RECORDS -
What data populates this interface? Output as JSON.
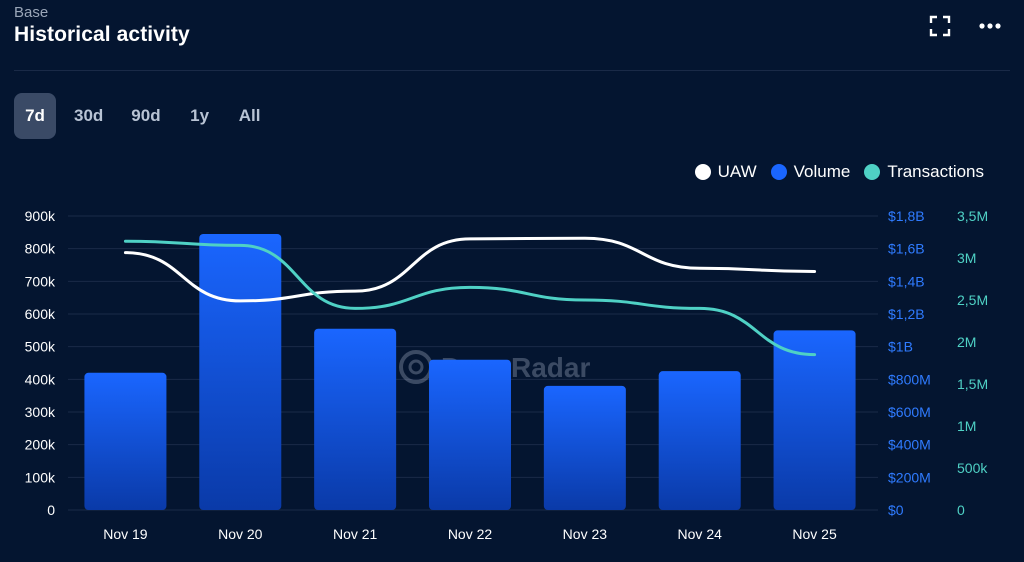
{
  "header": {
    "subtitle": "Base",
    "title": "Historical activity"
  },
  "toolbar": {
    "expand_icon": "expand-icon",
    "more_icon": "more-horizontal-icon"
  },
  "tabs": [
    {
      "label": "7d",
      "active": true
    },
    {
      "label": "30d",
      "active": false
    },
    {
      "label": "90d",
      "active": false
    },
    {
      "label": "1y",
      "active": false
    },
    {
      "label": "All",
      "active": false
    }
  ],
  "watermark": "DappRadar",
  "colors": {
    "background": "#041530",
    "uaw": "#ffffff",
    "volume": "#1a66ff",
    "transactions": "#4fd1c5",
    "grid": "#1a2a47",
    "left_axis": "#ffffff",
    "volume_axis": "#2f7bff",
    "tx_axis": "#4fd1c5"
  },
  "chart_data": {
    "type": "bar",
    "categories": [
      "Nov 19",
      "Nov 20",
      "Nov 21",
      "Nov 22",
      "Nov 23",
      "Nov 24",
      "Nov 25"
    ],
    "legend_position": "top-right",
    "grid": true,
    "series": [
      {
        "name": "UAW",
        "type": "line",
        "axis": "left",
        "color": "#ffffff",
        "values": [
          788000,
          640000,
          670000,
          830000,
          832000,
          740000,
          730000
        ]
      },
      {
        "name": "Volume",
        "type": "bar",
        "axis": "volume",
        "color": "#1a66ff",
        "values": [
          840000000,
          1690000000,
          1110000000,
          920000000,
          760000000,
          850000000,
          1100000000
        ]
      },
      {
        "name": "Transactions",
        "type": "line",
        "axis": "transactions",
        "color": "#4fd1c5",
        "values": [
          3200000,
          3150000,
          2400000,
          2650000,
          2500000,
          2400000,
          1850000
        ]
      }
    ],
    "axes": {
      "left": {
        "min": 0,
        "max": 900000,
        "ticks": [
          "0",
          "100k",
          "200k",
          "300k",
          "400k",
          "500k",
          "600k",
          "700k",
          "800k",
          "900k"
        ]
      },
      "volume": {
        "min": 0,
        "max": 1800000000,
        "ticks": [
          "$0",
          "$200M",
          "$400M",
          "$600M",
          "$800M",
          "$1B",
          "$1,2B",
          "$1,4B",
          "$1,6B",
          "$1,8B"
        ]
      },
      "transactions": {
        "min": 0,
        "max": 3500000,
        "ticks": [
          "0",
          "500k",
          "1M",
          "1,5M",
          "2M",
          "2,5M",
          "3M",
          "3,5M"
        ]
      }
    }
  }
}
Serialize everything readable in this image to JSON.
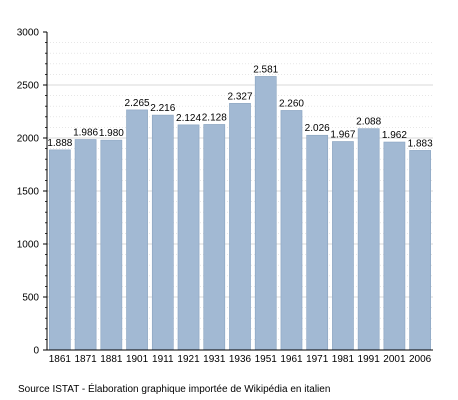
{
  "chart_data": {
    "type": "bar",
    "categories": [
      "1861",
      "1871",
      "1881",
      "1901",
      "1911",
      "1921",
      "1931",
      "1936",
      "1951",
      "1961",
      "1971",
      "1981",
      "1991",
      "2001",
      "2006"
    ],
    "values": [
      1888,
      1986,
      1980,
      2265,
      2216,
      2124,
      2128,
      2327,
      2581,
      2260,
      2026,
      1967,
      2088,
      1962,
      1883
    ],
    "value_labels": [
      "1.888",
      "1.986",
      "1.980",
      "2.265",
      "2.216",
      "2.124",
      "2.128",
      "2.327",
      "2.581",
      "2.260",
      "2.026",
      "1.967",
      "2.088",
      "1.962",
      "1.883"
    ],
    "yticks": [
      0,
      500,
      1000,
      1500,
      2000,
      2500,
      3000
    ],
    "ylim": [
      0,
      3000
    ],
    "grid": true,
    "bar_color": "#a2b9d3",
    "bar_edge_color": "#8aa4c0",
    "grid_color": "#d8d8d8",
    "title": "",
    "xlabel": "",
    "ylabel": ""
  },
  "source_note": "Source ISTAT - Élaboration graphique importée de Wikipédia en italien"
}
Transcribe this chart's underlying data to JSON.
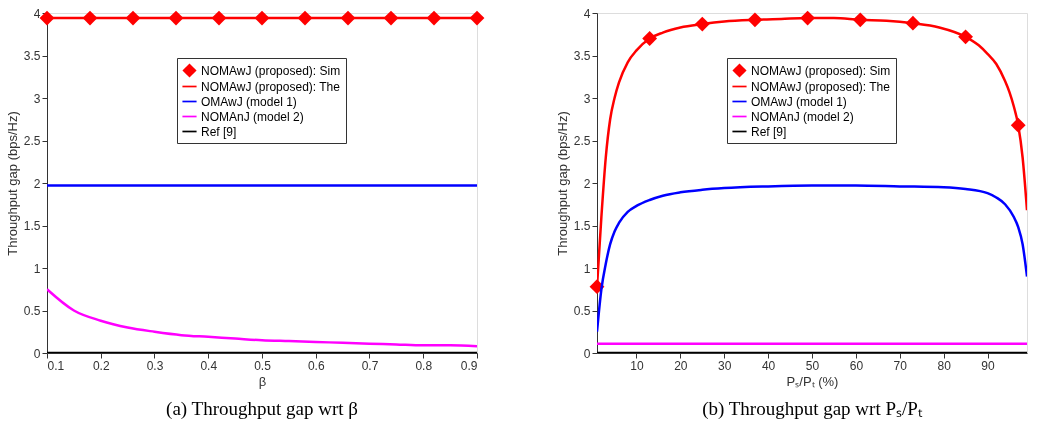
{
  "chart_data": [
    {
      "type": "line",
      "title": "(a) Throughput gap wrt β",
      "xlabel": "β",
      "ylabel": "Throughput gap (bps/Hz)",
      "xlim": [
        0.1,
        0.9
      ],
      "xticks": [
        0.1,
        0.2,
        0.3,
        0.4,
        0.5,
        0.6,
        0.7,
        0.8,
        0.9
      ],
      "ylim": [
        0,
        4
      ],
      "yticks": [
        0,
        0.5,
        1,
        1.5,
        2,
        2.5,
        3,
        3.5,
        4
      ],
      "grid": false,
      "legend": "top right",
      "series": [
        {
          "name": "NOMAwJ (proposed): Sim",
          "type": "scatter",
          "marker": "diamond",
          "color": "#ff0000",
          "x": [
            0.1,
            0.18,
            0.26,
            0.34,
            0.42,
            0.5,
            0.58,
            0.66,
            0.74,
            0.82,
            0.9
          ],
          "values": [
            3.94,
            3.94,
            3.94,
            3.94,
            3.94,
            3.94,
            3.94,
            3.94,
            3.94,
            3.94,
            3.94
          ]
        },
        {
          "name": "NOMAwJ (proposed): The",
          "type": "line",
          "color": "#ff0000",
          "x": [
            0.1,
            0.9
          ],
          "values": [
            3.94,
            3.94
          ]
        },
        {
          "name": "OMAwJ (model 1)",
          "type": "line",
          "color": "#0000ff",
          "x": [
            0.1,
            0.9
          ],
          "values": [
            1.97,
            1.97
          ]
        },
        {
          "name": "NOMAnJ (model 2)",
          "type": "line",
          "color": "#ff00ff",
          "x": [
            0.1,
            0.15,
            0.2,
            0.25,
            0.3,
            0.35,
            0.4,
            0.45,
            0.5,
            0.55,
            0.6,
            0.65,
            0.7,
            0.75,
            0.8,
            0.85,
            0.9
          ],
          "values": [
            0.75,
            0.5,
            0.38,
            0.3,
            0.25,
            0.21,
            0.19,
            0.17,
            0.15,
            0.14,
            0.13,
            0.12,
            0.11,
            0.1,
            0.09,
            0.09,
            0.08
          ]
        },
        {
          "name": "Ref [9]",
          "type": "line",
          "color": "#000000",
          "x": [
            0.1,
            0.9
          ],
          "values": [
            0,
            0
          ]
        }
      ]
    },
    {
      "type": "line",
      "title": "(b) Throughput gap wrt Pₛ/Pₜ",
      "xlabel": "Pₛ/Pₜ (%)",
      "ylabel": "Throughput gap (bps/Hz)",
      "xlim": [
        1,
        99
      ],
      "xticks": [
        10,
        20,
        30,
        40,
        50,
        60,
        70,
        80,
        90
      ],
      "ylim": [
        0,
        4
      ],
      "yticks": [
        0,
        0.5,
        1,
        1.5,
        2,
        2.5,
        3,
        3.5,
        4
      ],
      "grid": false,
      "legend": "top right",
      "series": [
        {
          "name": "NOMAwJ (proposed): Sim",
          "type": "scatter",
          "marker": "diamond",
          "color": "#ff0000",
          "x": [
            1,
            13,
            25,
            37,
            49,
            61,
            73,
            85,
            97
          ],
          "values": [
            0.78,
            3.7,
            3.87,
            3.92,
            3.94,
            3.92,
            3.88,
            3.72,
            2.68
          ]
        },
        {
          "name": "NOMAwJ (proposed): The",
          "type": "line",
          "color": "#ff0000",
          "x": [
            1,
            2,
            3,
            4,
            5,
            6,
            8,
            10,
            13,
            16,
            20,
            25,
            30,
            37,
            43,
            49,
            55,
            61,
            67,
            73,
            79,
            85,
            88,
            90,
            92,
            94,
            95,
            96,
            97,
            98,
            99
          ],
          "values": [
            0.78,
            1.6,
            2.3,
            2.75,
            3.0,
            3.18,
            3.42,
            3.56,
            3.7,
            3.77,
            3.83,
            3.87,
            3.9,
            3.92,
            3.93,
            3.94,
            3.94,
            3.92,
            3.91,
            3.88,
            3.83,
            3.72,
            3.62,
            3.52,
            3.4,
            3.2,
            3.07,
            2.9,
            2.68,
            2.3,
            1.68
          ]
        },
        {
          "name": "OMAwJ (model 1)",
          "type": "line",
          "color": "#0000ff",
          "x": [
            1,
            2,
            3,
            4,
            5,
            6,
            8,
            10,
            13,
            16,
            20,
            25,
            30,
            40,
            50,
            60,
            70,
            80,
            85,
            90,
            92,
            94,
            96,
            97,
            98,
            99
          ],
          "values": [
            0.25,
            0.75,
            1.05,
            1.28,
            1.43,
            1.53,
            1.66,
            1.73,
            1.8,
            1.85,
            1.89,
            1.92,
            1.94,
            1.96,
            1.97,
            1.97,
            1.96,
            1.95,
            1.93,
            1.88,
            1.83,
            1.75,
            1.6,
            1.48,
            1.28,
            0.9
          ]
        },
        {
          "name": "NOMAnJ (model 2)",
          "type": "line",
          "color": "#ff00ff",
          "x": [
            1,
            99
          ],
          "values": [
            0.11,
            0.11
          ]
        },
        {
          "name": "Ref [9]",
          "type": "line",
          "color": "#000000",
          "x": [
            1,
            99
          ],
          "values": [
            0,
            0
          ]
        }
      ]
    }
  ]
}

WHAT IS BEING ASKED -
Identify every line where the string "JSON" appears.

TASK OUTPUT -
What data populates this interface? Output as JSON.
Serialize everything readable in this image to JSON.
Transcribe this chart's underlying data to JSON.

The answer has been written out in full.